(Data excerpts)
● ● ●

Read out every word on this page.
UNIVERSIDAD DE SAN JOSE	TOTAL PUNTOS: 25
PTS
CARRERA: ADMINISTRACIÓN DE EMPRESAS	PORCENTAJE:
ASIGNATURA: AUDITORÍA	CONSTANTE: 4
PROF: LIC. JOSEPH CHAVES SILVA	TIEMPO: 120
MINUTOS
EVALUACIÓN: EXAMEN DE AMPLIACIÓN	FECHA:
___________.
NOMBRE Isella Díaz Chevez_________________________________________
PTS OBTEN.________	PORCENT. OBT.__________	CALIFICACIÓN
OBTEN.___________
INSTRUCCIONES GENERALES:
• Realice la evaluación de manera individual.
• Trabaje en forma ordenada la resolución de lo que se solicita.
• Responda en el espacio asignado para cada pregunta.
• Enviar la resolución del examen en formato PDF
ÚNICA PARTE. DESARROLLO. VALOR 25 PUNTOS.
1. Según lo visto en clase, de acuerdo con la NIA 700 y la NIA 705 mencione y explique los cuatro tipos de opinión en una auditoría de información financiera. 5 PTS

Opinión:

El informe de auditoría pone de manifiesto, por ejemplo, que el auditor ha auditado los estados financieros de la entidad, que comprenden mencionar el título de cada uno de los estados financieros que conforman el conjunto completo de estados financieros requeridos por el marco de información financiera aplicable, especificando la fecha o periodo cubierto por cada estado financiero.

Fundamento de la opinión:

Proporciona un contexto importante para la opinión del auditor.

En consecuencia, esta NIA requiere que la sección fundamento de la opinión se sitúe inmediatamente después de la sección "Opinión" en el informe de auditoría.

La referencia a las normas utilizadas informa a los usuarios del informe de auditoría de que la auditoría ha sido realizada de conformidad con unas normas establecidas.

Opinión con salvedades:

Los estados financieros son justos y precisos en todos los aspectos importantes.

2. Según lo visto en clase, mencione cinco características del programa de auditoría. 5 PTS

● ● ●

* _Goal_
Say how many lines have the string "OBTEN" in them, offering no words beyond the number.

* _Written solution_
2